[Exercise goal] From the entries that follow, extract each line holding the string "title".

Records from a data collection

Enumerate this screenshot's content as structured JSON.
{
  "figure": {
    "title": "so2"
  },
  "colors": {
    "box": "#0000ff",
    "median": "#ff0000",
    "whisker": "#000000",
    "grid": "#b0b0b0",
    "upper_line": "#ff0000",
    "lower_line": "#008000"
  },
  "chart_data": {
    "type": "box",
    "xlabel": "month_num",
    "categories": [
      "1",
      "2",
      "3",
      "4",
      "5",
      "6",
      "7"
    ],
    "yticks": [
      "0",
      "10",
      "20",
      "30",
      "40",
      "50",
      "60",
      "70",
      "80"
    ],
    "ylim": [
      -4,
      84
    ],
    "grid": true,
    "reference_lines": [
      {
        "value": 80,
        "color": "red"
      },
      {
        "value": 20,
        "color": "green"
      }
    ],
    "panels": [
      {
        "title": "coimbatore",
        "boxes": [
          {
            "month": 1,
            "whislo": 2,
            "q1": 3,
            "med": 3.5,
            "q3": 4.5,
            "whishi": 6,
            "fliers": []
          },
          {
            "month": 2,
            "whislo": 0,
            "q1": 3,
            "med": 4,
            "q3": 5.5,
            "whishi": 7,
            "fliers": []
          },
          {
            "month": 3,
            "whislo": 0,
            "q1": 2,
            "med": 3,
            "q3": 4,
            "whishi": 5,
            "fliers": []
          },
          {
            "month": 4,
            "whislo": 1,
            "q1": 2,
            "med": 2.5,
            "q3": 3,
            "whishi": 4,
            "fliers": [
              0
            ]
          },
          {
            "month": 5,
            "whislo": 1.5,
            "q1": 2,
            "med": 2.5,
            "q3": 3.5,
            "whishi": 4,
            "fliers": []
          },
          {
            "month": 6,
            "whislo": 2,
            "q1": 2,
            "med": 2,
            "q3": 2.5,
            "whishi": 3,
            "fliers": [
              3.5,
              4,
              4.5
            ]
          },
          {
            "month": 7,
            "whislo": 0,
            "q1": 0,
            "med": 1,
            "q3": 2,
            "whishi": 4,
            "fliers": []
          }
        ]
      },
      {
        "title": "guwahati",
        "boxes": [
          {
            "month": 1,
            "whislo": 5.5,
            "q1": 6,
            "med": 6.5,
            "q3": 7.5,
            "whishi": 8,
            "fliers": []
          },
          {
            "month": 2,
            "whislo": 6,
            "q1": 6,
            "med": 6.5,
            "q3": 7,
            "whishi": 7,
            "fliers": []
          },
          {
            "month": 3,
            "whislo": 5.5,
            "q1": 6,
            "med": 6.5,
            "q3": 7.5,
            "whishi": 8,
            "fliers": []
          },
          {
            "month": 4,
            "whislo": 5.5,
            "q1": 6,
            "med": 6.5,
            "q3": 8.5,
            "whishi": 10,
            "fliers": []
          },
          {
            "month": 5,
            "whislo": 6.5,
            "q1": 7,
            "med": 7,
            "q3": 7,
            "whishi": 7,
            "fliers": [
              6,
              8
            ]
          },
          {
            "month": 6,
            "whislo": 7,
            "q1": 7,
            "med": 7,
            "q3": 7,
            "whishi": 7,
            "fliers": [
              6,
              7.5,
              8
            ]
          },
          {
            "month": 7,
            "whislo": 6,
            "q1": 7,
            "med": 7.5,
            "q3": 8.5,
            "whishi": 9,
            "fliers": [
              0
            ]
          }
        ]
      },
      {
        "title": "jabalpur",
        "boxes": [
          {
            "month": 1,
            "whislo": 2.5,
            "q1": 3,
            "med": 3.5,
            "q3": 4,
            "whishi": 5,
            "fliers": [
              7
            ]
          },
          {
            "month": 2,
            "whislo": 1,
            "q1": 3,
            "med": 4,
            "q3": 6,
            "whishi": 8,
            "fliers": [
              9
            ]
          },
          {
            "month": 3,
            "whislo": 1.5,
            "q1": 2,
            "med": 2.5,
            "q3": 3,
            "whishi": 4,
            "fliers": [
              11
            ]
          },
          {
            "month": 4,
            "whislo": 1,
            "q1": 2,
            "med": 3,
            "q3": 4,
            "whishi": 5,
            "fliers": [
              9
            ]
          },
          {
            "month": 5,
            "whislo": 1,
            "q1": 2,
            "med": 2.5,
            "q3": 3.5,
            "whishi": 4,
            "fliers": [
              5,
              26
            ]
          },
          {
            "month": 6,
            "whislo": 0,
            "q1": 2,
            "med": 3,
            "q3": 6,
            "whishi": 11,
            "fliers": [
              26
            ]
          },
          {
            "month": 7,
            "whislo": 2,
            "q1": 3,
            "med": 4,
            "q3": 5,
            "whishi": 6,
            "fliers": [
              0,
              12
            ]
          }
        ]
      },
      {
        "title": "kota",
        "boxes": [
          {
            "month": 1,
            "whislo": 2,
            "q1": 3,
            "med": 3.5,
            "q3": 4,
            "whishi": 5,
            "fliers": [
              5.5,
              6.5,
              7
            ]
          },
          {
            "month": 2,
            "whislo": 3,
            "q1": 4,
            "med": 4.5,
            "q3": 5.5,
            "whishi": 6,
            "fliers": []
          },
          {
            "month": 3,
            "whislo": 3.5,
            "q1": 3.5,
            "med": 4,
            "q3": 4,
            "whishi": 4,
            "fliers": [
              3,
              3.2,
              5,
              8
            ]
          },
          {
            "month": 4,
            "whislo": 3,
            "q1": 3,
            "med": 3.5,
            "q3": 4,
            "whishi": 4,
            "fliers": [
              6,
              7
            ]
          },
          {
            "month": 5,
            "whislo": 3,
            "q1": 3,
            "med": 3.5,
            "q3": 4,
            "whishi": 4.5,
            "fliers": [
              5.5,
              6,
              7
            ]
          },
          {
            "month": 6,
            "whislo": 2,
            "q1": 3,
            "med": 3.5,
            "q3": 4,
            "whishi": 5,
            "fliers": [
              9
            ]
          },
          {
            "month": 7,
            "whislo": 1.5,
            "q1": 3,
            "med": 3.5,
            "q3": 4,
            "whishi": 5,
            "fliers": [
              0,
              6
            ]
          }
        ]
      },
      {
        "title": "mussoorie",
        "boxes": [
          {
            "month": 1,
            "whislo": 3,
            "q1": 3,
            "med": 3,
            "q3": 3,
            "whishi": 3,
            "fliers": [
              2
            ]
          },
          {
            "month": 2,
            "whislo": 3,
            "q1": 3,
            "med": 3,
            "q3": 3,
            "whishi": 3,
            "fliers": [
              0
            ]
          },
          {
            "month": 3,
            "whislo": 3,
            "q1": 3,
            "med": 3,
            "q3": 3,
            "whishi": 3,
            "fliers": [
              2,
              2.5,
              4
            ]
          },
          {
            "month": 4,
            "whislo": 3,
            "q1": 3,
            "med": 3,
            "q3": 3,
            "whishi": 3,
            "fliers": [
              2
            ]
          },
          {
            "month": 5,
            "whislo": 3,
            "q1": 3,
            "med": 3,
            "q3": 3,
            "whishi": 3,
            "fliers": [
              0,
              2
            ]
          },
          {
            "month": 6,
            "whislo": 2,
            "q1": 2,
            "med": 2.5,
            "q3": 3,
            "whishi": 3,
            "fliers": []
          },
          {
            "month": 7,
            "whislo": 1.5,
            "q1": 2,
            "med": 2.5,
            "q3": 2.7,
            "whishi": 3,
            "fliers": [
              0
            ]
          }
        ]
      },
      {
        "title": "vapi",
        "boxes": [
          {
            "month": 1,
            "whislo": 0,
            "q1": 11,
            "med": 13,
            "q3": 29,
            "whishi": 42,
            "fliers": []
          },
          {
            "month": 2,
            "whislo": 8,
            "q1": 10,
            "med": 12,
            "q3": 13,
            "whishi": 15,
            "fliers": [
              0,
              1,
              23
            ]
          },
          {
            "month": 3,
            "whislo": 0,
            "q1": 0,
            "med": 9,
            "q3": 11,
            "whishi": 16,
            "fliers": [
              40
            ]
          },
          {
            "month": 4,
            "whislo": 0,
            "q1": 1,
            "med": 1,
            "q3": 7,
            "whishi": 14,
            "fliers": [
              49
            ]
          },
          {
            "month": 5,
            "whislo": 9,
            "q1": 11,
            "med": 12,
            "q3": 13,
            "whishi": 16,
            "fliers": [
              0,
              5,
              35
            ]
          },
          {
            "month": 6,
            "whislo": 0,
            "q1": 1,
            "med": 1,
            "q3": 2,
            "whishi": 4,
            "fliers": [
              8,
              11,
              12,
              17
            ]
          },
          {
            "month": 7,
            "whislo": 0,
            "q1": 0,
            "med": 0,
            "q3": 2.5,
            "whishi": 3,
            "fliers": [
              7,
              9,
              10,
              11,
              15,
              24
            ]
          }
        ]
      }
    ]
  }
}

[Result]
    "title": "so2"
        "title": "coimbatore",
        "title": "guwahati",
        "title": "jabalpur",
        "title": "kota",
        "title": "mussoorie",
        "title": "vapi",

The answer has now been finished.